Stored items
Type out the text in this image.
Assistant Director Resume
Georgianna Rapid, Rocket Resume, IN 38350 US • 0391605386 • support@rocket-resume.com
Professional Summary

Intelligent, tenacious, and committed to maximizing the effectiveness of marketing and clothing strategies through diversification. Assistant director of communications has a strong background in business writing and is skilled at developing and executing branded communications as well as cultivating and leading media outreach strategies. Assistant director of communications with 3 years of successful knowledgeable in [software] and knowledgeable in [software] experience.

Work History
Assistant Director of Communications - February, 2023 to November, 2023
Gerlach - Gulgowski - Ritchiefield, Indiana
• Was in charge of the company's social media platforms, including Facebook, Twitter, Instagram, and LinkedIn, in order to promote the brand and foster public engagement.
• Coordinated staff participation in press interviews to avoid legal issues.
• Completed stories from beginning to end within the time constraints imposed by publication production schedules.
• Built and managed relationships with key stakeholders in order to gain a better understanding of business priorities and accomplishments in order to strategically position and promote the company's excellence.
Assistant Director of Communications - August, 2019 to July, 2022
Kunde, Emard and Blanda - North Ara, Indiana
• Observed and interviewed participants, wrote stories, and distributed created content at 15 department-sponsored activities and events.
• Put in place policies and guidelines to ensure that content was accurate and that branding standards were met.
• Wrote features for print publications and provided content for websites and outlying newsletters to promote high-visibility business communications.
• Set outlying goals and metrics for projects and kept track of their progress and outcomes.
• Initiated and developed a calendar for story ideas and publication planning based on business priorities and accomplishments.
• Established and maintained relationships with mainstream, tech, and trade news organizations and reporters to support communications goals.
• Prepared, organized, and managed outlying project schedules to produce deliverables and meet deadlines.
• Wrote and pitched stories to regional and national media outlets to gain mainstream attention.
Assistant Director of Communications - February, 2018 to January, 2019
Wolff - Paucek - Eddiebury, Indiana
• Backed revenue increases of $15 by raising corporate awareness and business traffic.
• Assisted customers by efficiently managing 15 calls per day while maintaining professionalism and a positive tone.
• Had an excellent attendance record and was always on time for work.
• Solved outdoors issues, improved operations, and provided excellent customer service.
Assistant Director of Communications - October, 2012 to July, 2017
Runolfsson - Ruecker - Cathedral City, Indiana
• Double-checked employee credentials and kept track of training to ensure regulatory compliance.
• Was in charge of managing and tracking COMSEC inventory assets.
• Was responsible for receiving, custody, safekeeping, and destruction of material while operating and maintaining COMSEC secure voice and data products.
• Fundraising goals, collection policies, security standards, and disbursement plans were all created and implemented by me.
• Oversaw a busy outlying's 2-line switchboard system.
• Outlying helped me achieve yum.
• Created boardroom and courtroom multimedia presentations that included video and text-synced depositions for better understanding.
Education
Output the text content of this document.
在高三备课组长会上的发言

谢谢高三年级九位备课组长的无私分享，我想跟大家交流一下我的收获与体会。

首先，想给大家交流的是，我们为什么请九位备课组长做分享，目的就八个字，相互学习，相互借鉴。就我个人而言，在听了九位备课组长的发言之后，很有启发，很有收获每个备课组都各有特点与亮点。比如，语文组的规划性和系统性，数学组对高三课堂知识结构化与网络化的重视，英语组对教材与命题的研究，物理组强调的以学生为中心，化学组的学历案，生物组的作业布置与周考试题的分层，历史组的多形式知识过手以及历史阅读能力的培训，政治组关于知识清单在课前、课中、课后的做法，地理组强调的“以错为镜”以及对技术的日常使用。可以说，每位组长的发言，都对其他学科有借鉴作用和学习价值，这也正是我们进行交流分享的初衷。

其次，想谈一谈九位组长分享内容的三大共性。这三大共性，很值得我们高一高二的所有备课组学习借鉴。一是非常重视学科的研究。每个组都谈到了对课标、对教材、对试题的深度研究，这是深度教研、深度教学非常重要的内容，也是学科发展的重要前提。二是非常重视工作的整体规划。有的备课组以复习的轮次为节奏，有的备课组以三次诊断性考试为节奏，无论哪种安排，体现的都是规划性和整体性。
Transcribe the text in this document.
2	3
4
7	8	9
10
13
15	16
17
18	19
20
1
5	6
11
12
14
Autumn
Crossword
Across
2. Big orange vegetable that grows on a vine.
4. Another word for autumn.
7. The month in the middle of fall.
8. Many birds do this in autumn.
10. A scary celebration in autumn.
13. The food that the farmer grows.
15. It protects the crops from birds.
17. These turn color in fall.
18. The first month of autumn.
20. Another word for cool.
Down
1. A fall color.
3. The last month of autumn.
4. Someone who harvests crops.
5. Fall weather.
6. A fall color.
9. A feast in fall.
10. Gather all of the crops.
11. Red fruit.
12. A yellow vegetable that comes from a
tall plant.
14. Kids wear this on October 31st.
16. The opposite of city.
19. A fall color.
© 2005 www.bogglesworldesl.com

**GIVEN INSTRUCTION**
From the entries above, copy out every line where the string "this" appears.

**FULL RESPONSE**
Type out the text in this image.
Output the text content of this document.
Transcribe the text in this document.
8. Many birds do this in autumn.
14. Kids wear this on October 31st.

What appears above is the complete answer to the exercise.